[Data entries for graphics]
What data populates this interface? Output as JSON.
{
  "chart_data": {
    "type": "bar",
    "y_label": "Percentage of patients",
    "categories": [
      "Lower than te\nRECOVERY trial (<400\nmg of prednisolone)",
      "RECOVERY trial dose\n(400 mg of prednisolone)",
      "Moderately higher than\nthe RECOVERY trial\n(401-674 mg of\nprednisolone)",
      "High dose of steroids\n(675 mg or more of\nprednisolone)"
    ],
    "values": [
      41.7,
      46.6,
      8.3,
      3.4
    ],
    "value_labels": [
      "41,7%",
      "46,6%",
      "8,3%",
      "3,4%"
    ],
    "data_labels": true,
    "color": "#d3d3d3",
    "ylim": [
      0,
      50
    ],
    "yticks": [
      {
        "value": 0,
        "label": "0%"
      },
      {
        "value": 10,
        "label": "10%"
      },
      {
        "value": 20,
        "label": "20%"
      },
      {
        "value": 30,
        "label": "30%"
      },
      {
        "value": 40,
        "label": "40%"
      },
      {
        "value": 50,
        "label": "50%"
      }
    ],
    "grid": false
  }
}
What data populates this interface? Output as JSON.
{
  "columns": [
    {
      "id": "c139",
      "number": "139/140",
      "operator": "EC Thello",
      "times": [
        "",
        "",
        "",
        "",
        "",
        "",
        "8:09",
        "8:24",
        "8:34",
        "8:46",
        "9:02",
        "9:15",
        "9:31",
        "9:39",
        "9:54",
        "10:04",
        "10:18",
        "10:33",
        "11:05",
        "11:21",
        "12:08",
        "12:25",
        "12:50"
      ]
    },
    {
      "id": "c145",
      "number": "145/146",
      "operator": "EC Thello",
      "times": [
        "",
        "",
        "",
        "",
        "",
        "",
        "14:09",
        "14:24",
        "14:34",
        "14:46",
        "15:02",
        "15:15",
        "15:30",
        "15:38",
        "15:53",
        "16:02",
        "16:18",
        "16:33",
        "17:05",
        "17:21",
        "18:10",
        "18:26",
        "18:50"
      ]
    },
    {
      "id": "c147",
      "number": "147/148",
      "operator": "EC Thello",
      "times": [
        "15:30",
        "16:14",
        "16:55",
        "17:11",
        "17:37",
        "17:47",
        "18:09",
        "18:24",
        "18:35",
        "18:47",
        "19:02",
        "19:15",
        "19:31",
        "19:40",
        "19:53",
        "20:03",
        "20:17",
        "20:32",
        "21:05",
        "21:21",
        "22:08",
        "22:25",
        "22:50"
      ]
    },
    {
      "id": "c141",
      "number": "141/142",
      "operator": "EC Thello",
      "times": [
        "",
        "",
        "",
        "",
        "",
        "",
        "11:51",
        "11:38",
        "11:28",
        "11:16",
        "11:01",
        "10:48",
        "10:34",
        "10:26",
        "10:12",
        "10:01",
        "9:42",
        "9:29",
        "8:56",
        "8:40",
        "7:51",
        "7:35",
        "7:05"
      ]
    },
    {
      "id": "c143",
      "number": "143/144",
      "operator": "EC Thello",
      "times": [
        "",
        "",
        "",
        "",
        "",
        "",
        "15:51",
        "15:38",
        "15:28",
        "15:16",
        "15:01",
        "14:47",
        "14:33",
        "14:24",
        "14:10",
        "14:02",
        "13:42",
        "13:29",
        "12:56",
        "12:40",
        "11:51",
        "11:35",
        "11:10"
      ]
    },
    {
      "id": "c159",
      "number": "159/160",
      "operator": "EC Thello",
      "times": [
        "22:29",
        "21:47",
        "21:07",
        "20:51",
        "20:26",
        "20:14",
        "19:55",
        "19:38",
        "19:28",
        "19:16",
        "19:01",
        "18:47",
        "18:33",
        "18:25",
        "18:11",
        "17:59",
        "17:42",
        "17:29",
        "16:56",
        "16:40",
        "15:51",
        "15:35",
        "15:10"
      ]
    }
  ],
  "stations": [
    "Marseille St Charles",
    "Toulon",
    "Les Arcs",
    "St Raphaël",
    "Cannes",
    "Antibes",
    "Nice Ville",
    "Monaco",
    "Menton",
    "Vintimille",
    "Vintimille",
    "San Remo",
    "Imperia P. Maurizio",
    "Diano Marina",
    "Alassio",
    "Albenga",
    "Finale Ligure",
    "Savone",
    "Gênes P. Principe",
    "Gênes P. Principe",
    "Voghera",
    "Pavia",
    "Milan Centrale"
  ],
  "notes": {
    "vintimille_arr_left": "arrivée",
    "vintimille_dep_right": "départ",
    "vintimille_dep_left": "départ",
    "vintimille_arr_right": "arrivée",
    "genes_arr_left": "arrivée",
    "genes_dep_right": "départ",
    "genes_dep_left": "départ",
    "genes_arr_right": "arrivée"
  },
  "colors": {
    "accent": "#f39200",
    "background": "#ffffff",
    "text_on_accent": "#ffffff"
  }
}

▶ _YOUR GOAL_
Preserving every character, copy the records above out again.

▶ _RESPONSE TO THE EXERCISE_
What data populates this interface? Output as JSON.
{
  "chart_data": {
    "type": "bar",
    "y_label": "Percentage of patients",
    "categories": [
      "Lower than te\nRECOVERY trial (<400\nmg of prednisolone)",
      "RECOVERY trial dose\n(400 mg of prednisolone)",
      "Moderately higher than\nthe RECOVERY trial\n(401-674 mg of\nprednisolone)",
      "High dose of steroids\n(675 mg or more of\nprednisolone)"
    ],
    "values": [
      41.7,
      46.6,
      8.3,
      3.4
    ],
    "value_labels": [
      "41,7%",
      "46,6%",
      "8,3%",
      "3,4%"
    ],
    "data_labels": true,
    "color": "#d3d3d3",
    "ylim": [
      0,
      50
    ],
    "yticks": [
      {
        "value": 0,
        "label": "0%"
      },
      {
        "value": 10,
        "label": "10%"
      },
      {
        "value": 20,
        "label": "20%"
      },
      {
        "value": 30,
        "label": "30%"
      },
      {
        "value": 40,
        "label": "40%"
      },
      {
        "value": 50,
        "label": "50%"
      }
    ],
    "grid": false
  }
}
What data populates this interface? Output as JSON.
{
  "columns": [
    {
      "id": "c139",
      "number": "139/140",
      "operator": "EC Thello",
      "times": [
        "",
        "",
        "",
        "",
        "",
        "",
        "8:09",
        "8:24",
        "8:34",
        "8:46",
        "9:02",
        "9:15",
        "9:31",
        "9:39",
        "9:54",
        "10:04",
        "10:18",
        "10:33",
        "11:05",
        "11:21",
        "12:08",
        "12:25",
        "12:50"
      ]
    },
    {
      "id": "c145",
      "number": "145/146",
      "operator": "EC Thello",
      "times": [
        "",
        "",
        "",
        "",
        "",
        "",
        "14:09",
        "14:24",
        "14:34",
        "14:46",
        "15:02",
        "15:15",
        "15:30",
        "15:38",
        "15:53",
        "16:02",
        "16:18",
        "16:33",
        "17:05",
        "17:21",
        "18:10",
        "18:26",
        "18:50"
      ]
    },
    {
      "id": "c147",
      "number": "147/148",
      "operator": "EC Thello",
      "times": [
        "15:30",
        "16:14",
        "16:55",
        "17:11",
        "17:37",
        "17:47",
        "18:09",
        "18:24",
        "18:35",
        "18:47",
        "19:02",
        "19:15",
        "19:31",
        "19:40",
        "19:53",
        "20:03",
        "20:17",
        "20:32",
        "21:05",
        "21:21",
        "22:08",
        "22:25",
        "22:50"
      ]
    },
    {
      "id": "c141",
      "number": "141/142",
      "operator": "EC Thello",
      "times": [
        "",
        "",
        "",
        "",
        "",
        "",
        "11:51",
        "11:38",
        "11:28",
        "11:16",
        "11:01",
        "10:48",
        "10:34",
        "10:26",
        "10:12",
        "10:01",
        "9:42",
        "9:29",
        "8:56",
        "8:40",
        "7:51",
        "7:35",
        "7:05"
      ]
    },
    {
      "id": "c143",
      "number": "143/144",
      "operator": "EC Thello",
      "times": [
        "",
        "",
        "",
        "",
        "",
        "",
        "15:51",
        "15:38",
        "15:28",
        "15:16",
        "15:01",
        "14:47",
        "14:33",
        "14:24",
        "14:10",
        "14:02",
        "13:42",
        "13:29",
        "12:56",
        "12:40",
        "11:51",
        "11:35",
        "11:10"
      ]
    },
    {
      "id": "c159",
      "number": "159/160",
      "operator": "EC Thello",
      "times": [
        "22:29",
        "21:47",
        "21:07",
        "20:51",
        "20:26",
        "20:14",
        "19:55",
        "19:38",
        "19:28",
        "19:16",
        "19:01",
        "18:47",
        "18:33",
        "18:25",
        "18:11",
        "17:59",
        "17:42",
        "17:29",
        "16:56",
        "16:40",
        "15:51",
        "15:35",
        "15:10"
      ]
    }
  ],
  "stations": [
    "Marseille St Charles",
    "Toulon",
    "Les Arcs",
    "St Raphaël",
    "Cannes",
    "Antibes",
    "Nice Ville",
    "Monaco",
    "Menton",
    "Vintimille",
    "Vintimille",
    "San Remo",
    "Imperia P. Maurizio",
    "Diano Marina",
    "Alassio",
    "Albenga",
    "Finale Ligure",
    "Savone",
    "Gênes P. Principe",
    "Gênes P. Principe",
    "Voghera",
    "Pavia",
    "Milan Centrale"
  ],
  "notes": {
    "vintimille_arr_left": "arrivée",
    "vintimille_dep_right": "départ",
    "vintimille_dep_left": "départ",
    "vintimille_arr_right": "arrivée",
    "genes_arr_left": "arrivée",
    "genes_dep_right": "départ",
    "genes_dep_left": "départ",
    "genes_arr_right": "arrivée"
  },
  "colors": {
    "accent": "#f39200",
    "background": "#ffffff",
    "text_on_accent": "#ffffff"
  }
}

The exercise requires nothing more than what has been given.